Problem to work on: Copy out all the lines in the records that include the word "Assyrians".

** START OF The records **

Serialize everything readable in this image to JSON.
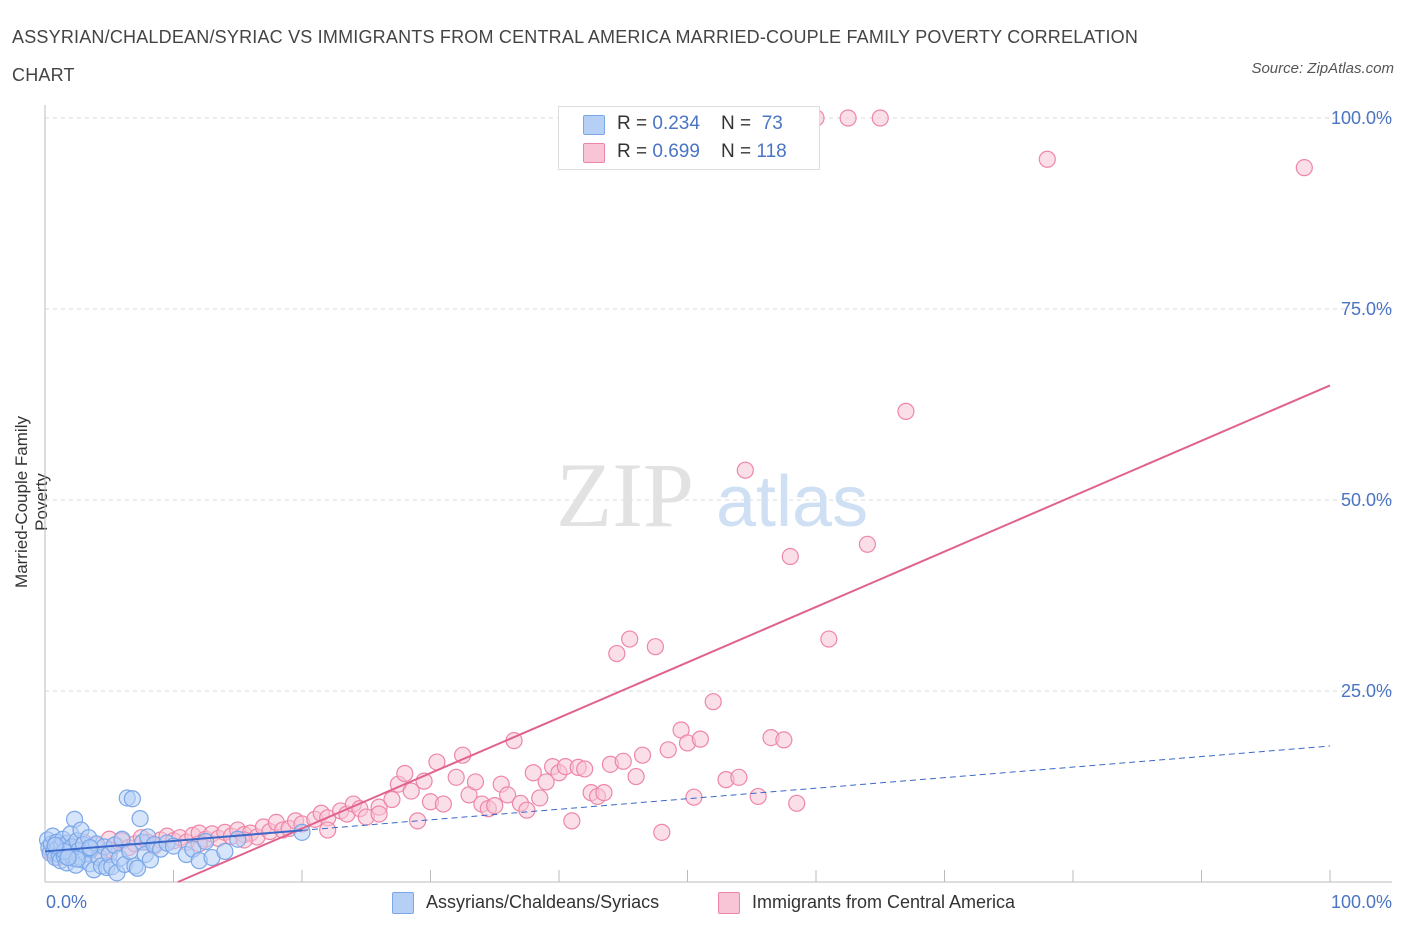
{
  "title": "ASSYRIAN/CHALDEAN/SYRIAC VS IMMIGRANTS FROM CENTRAL AMERICA MARRIED-COUPLE FAMILY POVERTY CORRELATION CHART",
  "source": "Source: ZipAtlas.com",
  "watermark": {
    "zip": "ZIP",
    "atlas": "atlas"
  },
  "legend": {
    "series1": {
      "r_label": "R = ",
      "r_value": "0.234",
      "n_label": "N = ",
      "n_value": "73"
    },
    "series2": {
      "r_label": "R = ",
      "r_value": "0.699",
      "n_label": "N = ",
      "n_value": "118"
    }
  },
  "colors": {
    "blue": "#7aa7e8",
    "blue_fill": "#b6d0f5",
    "blue_line": "#3b68c8",
    "pink": "#ee86a8",
    "pink_fill": "#f7c5d5",
    "pink_line": "#e0628f",
    "axis_text": "#4a74c4"
  },
  "chart_data": {
    "type": "scatter",
    "title": "ASSYRIAN/CHALDEAN/SYRIAC VS IMMIGRANTS FROM CENTRAL AMERICA MARRIED-COUPLE FAMILY POVERTY CORRELATION CHART",
    "xlabel": "",
    "ylabel": "Married-Couple Family Poverty",
    "xlim": [
      0,
      100
    ],
    "ylim": [
      0,
      100
    ],
    "x_tick_labels": [
      "0.0%",
      "100.0%"
    ],
    "y_tick_labels": [
      "100.0%",
      "75.0%",
      "50.0%",
      "25.0%"
    ],
    "y_ticks": [
      100,
      75,
      50,
      25
    ],
    "series": [
      {
        "name": "Assyrians/Chaldeans/Syriacs",
        "color": "#7aa7e8",
        "trend": {
          "x0": 0,
          "y0": 4.0,
          "x1": 100,
          "y1": 17.8,
          "solid_until": 20
        },
        "points": [
          [
            0.2,
            5.5
          ],
          [
            0.3,
            4.5
          ],
          [
            0.4,
            3.8
          ],
          [
            0.5,
            5
          ],
          [
            0.6,
            6
          ],
          [
            0.7,
            4
          ],
          [
            0.8,
            3.2
          ],
          [
            0.9,
            5.2
          ],
          [
            1.0,
            4.4
          ],
          [
            1.1,
            3.6
          ],
          [
            1.2,
            2.8
          ],
          [
            1.3,
            4.8
          ],
          [
            1.4,
            5.6
          ],
          [
            1.5,
            3.4
          ],
          [
            1.6,
            4.2
          ],
          [
            1.7,
            2.5
          ],
          [
            1.8,
            5.1
          ],
          [
            1.9,
            3.9
          ],
          [
            2.0,
            6.3
          ],
          [
            2.1,
            4.6
          ],
          [
            2.2,
            3.1
          ],
          [
            2.3,
            8.2
          ],
          [
            2.4,
            2.2
          ],
          [
            2.5,
            5.4
          ],
          [
            2.6,
            4.1
          ],
          [
            2.7,
            3.3
          ],
          [
            2.8,
            6.8
          ],
          [
            2.9,
            2.9
          ],
          [
            3.0,
            4.9
          ],
          [
            3.2,
            3.7
          ],
          [
            3.4,
            5.8
          ],
          [
            3.5,
            2.4
          ],
          [
            3.6,
            4.3
          ],
          [
            3.8,
            1.6
          ],
          [
            4.0,
            5.0
          ],
          [
            4.2,
            3.2
          ],
          [
            4.4,
            2.1
          ],
          [
            4.6,
            4.6
          ],
          [
            4.8,
            1.9
          ],
          [
            5.0,
            3.6
          ],
          [
            5.2,
            2.0
          ],
          [
            5.4,
            4.8
          ],
          [
            5.6,
            1.2
          ],
          [
            5.8,
            3.1
          ],
          [
            6.0,
            5.6
          ],
          [
            6.2,
            2.3
          ],
          [
            6.4,
            11.0
          ],
          [
            6.6,
            4.0
          ],
          [
            6.8,
            10.9
          ],
          [
            7.0,
            2.1
          ],
          [
            7.2,
            1.8
          ],
          [
            7.4,
            8.3
          ],
          [
            7.6,
            5.2
          ],
          [
            7.8,
            3.6
          ],
          [
            8.0,
            5.9
          ],
          [
            8.2,
            2.9
          ],
          [
            8.5,
            4.9
          ],
          [
            9.0,
            4.3
          ],
          [
            9.5,
            5.1
          ],
          [
            10.0,
            4.7
          ],
          [
            11.0,
            3.6
          ],
          [
            11.5,
            4.3
          ],
          [
            12.0,
            2.8
          ],
          [
            12.5,
            5.3
          ],
          [
            13.0,
            3.2
          ],
          [
            14.0,
            4.0
          ],
          [
            15.0,
            5.6
          ],
          [
            1.5,
            4.0
          ],
          [
            2.5,
            3.0
          ],
          [
            3.5,
            4.5
          ],
          [
            0.8,
            4.8
          ],
          [
            1.8,
            3.2
          ],
          [
            20.0,
            6.5
          ]
        ]
      },
      {
        "name": "Immigrants from Central America",
        "color": "#ee86a8",
        "trend": {
          "x0": 0,
          "y0": -7.5,
          "x1": 100,
          "y1": 65.0
        },
        "points": [
          [
            0.5,
            4
          ],
          [
            1.0,
            3.2
          ],
          [
            1.5,
            5
          ],
          [
            2.0,
            4.5
          ],
          [
            2.5,
            3.8
          ],
          [
            3.0,
            5.2
          ],
          [
            3.5,
            4.1
          ],
          [
            4.0,
            4.8
          ],
          [
            4.5,
            3.5
          ],
          [
            5.0,
            5.6
          ],
          [
            5.5,
            4.9
          ],
          [
            6.0,
            5.4
          ],
          [
            6.5,
            4.5
          ],
          [
            7.0,
            5.0
          ],
          [
            7.5,
            5.8
          ],
          [
            8.0,
            5.2
          ],
          [
            8.5,
            4.7
          ],
          [
            9.0,
            5.5
          ],
          [
            9.5,
            6.0
          ],
          [
            10.0,
            5.4
          ],
          [
            10.5,
            5.8
          ],
          [
            11.0,
            5.2
          ],
          [
            11.5,
            6.1
          ],
          [
            12.0,
            6.4
          ],
          [
            12.5,
            5.6
          ],
          [
            13.0,
            6.3
          ],
          [
            13.5,
            5.7
          ],
          [
            14.0,
            6.5
          ],
          [
            14.5,
            6.0
          ],
          [
            15.0,
            6.8
          ],
          [
            15.5,
            6.2
          ],
          [
            16.0,
            6.4
          ],
          [
            16.5,
            5.9
          ],
          [
            17.0,
            7.2
          ],
          [
            17.5,
            6.6
          ],
          [
            18.0,
            7.8
          ],
          [
            18.5,
            6.8
          ],
          [
            19.0,
            7.0
          ],
          [
            19.5,
            8.0
          ],
          [
            20.0,
            7.6
          ],
          [
            21.0,
            8.2
          ],
          [
            21.5,
            9.0
          ],
          [
            22.0,
            8.4
          ],
          [
            23.0,
            9.3
          ],
          [
            23.5,
            8.9
          ],
          [
            24.0,
            10.2
          ],
          [
            24.5,
            9.6
          ],
          [
            25.0,
            8.5
          ],
          [
            26.0,
            9.8
          ],
          [
            27.0,
            10.8
          ],
          [
            27.5,
            12.8
          ],
          [
            28.0,
            14.2
          ],
          [
            28.5,
            11.9
          ],
          [
            29.0,
            8.0
          ],
          [
            29.5,
            13.2
          ],
          [
            30.0,
            10.5
          ],
          [
            30.5,
            15.7
          ],
          [
            31.0,
            10.2
          ],
          [
            32.0,
            13.7
          ],
          [
            32.5,
            16.6
          ],
          [
            33.0,
            11.4
          ],
          [
            33.5,
            13.1
          ],
          [
            34.0,
            10.2
          ],
          [
            34.5,
            9.6
          ],
          [
            35.0,
            10.0
          ],
          [
            35.5,
            12.8
          ],
          [
            36.0,
            11.4
          ],
          [
            36.5,
            18.5
          ],
          [
            37.0,
            10.3
          ],
          [
            37.5,
            9.4
          ],
          [
            38.0,
            14.3
          ],
          [
            38.5,
            11.0
          ],
          [
            39.0,
            13.1
          ],
          [
            39.5,
            15.1
          ],
          [
            40.0,
            14.3
          ],
          [
            40.5,
            15.1
          ],
          [
            41.0,
            8.0
          ],
          [
            41.5,
            15.0
          ],
          [
            42.0,
            14.8
          ],
          [
            42.5,
            11.7
          ],
          [
            43.0,
            11.2
          ],
          [
            43.5,
            11.7
          ],
          [
            44.0,
            15.4
          ],
          [
            44.5,
            29.9
          ],
          [
            45.0,
            15.8
          ],
          [
            45.5,
            31.8
          ],
          [
            46.0,
            13.8
          ],
          [
            46.5,
            16.6
          ],
          [
            47.5,
            30.8
          ],
          [
            48.0,
            6.5
          ],
          [
            48.5,
            17.3
          ],
          [
            49.5,
            19.9
          ],
          [
            50.0,
            18.2
          ],
          [
            50.5,
            11.1
          ],
          [
            51.0,
            18.7
          ],
          [
            52.0,
            23.6
          ],
          [
            53.0,
            13.4
          ],
          [
            54.0,
            13.7
          ],
          [
            54.5,
            53.9
          ],
          [
            55.5,
            11.2
          ],
          [
            56.5,
            18.9
          ],
          [
            57.5,
            18.6
          ],
          [
            58.0,
            42.6
          ],
          [
            58.5,
            10.3
          ],
          [
            60.0,
            100
          ],
          [
            62.5,
            100
          ],
          [
            65.0,
            100
          ],
          [
            61.0,
            31.8
          ],
          [
            64.0,
            44.2
          ],
          [
            67.0,
            61.6
          ],
          [
            78.0,
            94.6
          ],
          [
            98.0,
            93.5
          ],
          [
            15.5,
            5.5
          ],
          [
            22.0,
            6.8
          ],
          [
            26.0,
            8.9
          ],
          [
            12.0,
            5.0
          ],
          [
            5.0,
            4.2
          ]
        ]
      }
    ]
  },
  "bottom_legend": [
    "Assyrians/Chaldeans/Syriacs",
    "Immigrants from Central America"
  ]
}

** END OF The records **

The answer:
        "name": "Assyrians/Chaldeans/Syriacs",
    "Assyrians/Chaldeans/Syriacs",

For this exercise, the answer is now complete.